━━━━━ Extracted information
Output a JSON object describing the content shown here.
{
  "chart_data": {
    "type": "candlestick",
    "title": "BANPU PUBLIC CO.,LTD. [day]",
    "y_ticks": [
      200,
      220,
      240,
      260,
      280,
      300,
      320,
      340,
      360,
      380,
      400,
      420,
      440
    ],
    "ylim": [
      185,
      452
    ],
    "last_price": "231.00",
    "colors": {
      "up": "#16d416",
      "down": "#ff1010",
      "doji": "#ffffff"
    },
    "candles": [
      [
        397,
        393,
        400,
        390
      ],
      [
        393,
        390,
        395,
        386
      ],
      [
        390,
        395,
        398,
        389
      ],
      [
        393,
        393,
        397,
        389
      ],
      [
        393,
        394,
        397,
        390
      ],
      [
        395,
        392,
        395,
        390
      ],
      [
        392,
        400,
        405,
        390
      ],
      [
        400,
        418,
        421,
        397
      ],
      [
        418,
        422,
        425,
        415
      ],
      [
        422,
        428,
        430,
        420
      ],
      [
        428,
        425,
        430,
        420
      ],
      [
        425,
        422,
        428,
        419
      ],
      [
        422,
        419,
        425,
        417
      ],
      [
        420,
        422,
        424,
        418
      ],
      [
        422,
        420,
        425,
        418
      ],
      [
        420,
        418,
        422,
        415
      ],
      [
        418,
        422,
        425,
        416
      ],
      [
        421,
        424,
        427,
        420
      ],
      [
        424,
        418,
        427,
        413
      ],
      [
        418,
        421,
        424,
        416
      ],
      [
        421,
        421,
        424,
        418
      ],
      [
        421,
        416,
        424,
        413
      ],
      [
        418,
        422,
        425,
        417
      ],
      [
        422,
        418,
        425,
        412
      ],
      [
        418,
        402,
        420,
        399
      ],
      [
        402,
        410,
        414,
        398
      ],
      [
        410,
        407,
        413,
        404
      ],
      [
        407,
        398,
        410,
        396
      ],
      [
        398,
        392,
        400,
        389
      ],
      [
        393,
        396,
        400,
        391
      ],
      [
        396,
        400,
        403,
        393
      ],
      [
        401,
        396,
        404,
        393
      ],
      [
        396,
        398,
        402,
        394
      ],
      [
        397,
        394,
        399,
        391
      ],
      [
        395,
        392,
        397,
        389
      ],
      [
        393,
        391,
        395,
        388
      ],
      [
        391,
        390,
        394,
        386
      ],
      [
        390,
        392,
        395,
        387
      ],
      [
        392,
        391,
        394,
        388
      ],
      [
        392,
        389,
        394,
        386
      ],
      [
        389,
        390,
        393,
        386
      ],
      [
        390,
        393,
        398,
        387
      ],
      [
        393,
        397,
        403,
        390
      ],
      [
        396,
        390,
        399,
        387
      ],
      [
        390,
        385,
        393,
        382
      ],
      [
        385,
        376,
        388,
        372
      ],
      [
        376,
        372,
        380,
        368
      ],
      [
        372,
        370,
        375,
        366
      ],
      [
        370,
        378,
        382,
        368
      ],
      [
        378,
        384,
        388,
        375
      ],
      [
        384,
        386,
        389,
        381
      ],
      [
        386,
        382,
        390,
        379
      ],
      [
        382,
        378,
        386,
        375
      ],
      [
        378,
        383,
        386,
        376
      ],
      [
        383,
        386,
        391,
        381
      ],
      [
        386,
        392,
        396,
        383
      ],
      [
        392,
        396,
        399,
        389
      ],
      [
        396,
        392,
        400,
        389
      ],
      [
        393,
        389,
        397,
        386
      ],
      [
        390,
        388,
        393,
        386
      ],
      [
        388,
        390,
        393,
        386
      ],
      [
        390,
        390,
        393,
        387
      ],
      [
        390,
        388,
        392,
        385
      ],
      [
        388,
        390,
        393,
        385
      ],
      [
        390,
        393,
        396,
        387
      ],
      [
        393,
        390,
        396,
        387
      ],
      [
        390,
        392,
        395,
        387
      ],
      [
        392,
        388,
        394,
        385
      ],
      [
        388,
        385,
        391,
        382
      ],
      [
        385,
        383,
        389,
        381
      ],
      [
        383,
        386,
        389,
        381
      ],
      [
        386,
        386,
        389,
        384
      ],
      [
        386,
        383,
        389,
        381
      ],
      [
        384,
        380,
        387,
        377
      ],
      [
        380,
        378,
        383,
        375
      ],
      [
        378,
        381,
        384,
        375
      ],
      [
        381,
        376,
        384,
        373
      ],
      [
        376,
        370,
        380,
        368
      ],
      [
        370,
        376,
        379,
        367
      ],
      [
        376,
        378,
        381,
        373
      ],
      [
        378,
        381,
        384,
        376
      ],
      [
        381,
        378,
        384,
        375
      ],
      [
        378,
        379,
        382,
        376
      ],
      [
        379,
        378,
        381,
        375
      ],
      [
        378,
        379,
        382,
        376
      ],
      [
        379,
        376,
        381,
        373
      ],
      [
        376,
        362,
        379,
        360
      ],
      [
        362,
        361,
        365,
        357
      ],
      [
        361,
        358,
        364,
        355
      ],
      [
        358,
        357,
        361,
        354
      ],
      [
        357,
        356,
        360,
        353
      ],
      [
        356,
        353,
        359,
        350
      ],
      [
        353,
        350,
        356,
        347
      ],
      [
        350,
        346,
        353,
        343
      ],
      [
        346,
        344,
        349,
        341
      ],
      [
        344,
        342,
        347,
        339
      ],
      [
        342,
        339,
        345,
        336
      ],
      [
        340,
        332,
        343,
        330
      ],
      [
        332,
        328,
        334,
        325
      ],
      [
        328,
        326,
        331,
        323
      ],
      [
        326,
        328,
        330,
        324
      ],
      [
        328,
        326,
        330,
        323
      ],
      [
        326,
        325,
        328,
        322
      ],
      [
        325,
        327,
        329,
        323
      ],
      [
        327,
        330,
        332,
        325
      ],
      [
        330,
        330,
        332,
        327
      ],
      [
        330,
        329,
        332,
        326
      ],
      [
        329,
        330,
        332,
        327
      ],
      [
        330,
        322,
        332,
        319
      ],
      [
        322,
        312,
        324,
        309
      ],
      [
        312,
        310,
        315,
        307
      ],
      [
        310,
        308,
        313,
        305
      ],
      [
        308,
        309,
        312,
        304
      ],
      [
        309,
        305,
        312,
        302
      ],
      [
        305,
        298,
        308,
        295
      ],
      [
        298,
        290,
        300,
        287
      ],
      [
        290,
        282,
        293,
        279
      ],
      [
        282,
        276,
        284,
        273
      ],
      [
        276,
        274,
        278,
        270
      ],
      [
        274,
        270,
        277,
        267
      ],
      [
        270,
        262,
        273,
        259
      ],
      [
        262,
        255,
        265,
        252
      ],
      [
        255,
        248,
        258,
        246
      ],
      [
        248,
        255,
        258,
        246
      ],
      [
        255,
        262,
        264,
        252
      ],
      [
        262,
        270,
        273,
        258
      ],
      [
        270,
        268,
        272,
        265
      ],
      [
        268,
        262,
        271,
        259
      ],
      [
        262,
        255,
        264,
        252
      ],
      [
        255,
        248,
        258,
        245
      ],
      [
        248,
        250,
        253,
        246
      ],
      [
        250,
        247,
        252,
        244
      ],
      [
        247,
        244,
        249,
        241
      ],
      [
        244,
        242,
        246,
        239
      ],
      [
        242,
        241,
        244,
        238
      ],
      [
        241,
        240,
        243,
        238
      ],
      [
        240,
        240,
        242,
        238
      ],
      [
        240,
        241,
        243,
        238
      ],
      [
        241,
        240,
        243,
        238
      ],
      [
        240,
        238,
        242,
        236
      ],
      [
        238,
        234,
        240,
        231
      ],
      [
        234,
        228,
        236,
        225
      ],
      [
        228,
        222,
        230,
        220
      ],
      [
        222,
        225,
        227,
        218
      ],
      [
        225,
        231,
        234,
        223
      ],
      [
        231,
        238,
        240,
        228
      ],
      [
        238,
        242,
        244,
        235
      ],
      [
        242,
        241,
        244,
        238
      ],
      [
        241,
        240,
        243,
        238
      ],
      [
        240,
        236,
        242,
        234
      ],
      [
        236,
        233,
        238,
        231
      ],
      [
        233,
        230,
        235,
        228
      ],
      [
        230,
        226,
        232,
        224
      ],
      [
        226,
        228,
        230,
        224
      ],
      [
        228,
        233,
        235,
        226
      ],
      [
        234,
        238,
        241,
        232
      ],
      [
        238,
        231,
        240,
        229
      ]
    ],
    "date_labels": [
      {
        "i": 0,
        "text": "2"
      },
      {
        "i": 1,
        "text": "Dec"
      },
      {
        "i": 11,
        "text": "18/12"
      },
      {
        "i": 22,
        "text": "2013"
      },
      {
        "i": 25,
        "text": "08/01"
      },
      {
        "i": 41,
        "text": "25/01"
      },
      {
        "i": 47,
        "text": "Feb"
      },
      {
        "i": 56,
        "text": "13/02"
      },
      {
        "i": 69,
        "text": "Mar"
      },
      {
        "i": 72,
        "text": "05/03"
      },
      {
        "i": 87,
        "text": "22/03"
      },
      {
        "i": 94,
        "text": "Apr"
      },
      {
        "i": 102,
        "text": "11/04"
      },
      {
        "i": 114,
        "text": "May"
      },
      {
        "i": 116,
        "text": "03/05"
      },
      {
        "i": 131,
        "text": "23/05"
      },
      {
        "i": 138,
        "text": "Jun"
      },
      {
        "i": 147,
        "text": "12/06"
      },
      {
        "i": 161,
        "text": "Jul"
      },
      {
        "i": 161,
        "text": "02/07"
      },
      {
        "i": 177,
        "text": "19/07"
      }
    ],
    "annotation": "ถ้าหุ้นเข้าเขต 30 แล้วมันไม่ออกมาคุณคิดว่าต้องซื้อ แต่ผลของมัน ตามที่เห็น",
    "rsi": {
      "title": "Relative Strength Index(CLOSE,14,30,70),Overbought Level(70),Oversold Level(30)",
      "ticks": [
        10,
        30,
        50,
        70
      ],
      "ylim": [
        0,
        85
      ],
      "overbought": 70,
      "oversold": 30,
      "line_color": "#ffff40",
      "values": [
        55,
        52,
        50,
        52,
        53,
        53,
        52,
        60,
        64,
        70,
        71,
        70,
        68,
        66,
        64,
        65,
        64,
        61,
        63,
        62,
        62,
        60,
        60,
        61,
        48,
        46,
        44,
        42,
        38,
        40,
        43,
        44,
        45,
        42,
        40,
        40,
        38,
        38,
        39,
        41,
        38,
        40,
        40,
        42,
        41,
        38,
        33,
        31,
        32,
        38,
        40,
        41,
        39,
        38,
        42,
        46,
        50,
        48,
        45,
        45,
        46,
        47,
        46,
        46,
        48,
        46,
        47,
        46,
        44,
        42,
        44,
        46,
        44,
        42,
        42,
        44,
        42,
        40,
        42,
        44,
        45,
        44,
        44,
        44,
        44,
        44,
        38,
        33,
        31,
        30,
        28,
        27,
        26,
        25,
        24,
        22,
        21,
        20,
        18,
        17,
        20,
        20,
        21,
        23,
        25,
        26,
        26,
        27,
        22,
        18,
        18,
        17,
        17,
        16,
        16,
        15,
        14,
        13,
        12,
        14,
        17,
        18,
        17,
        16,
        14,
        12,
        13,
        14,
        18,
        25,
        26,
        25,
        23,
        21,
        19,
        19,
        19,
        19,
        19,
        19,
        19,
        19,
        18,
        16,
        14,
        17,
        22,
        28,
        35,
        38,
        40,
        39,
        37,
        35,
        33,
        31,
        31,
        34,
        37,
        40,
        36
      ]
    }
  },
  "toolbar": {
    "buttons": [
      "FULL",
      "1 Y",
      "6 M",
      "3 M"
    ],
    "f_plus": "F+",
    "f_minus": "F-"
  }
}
━━━━━━━━━━
* _Brief_: Look through the entries and return every line where "title" appears.

* _Correct output_:
    "title": "BANPU PUBLIC CO.,LTD. [day]",
      "title": "Relative Strength Index(CLOSE,14,30,70),Overbought Level(70),Oversold Level(30)",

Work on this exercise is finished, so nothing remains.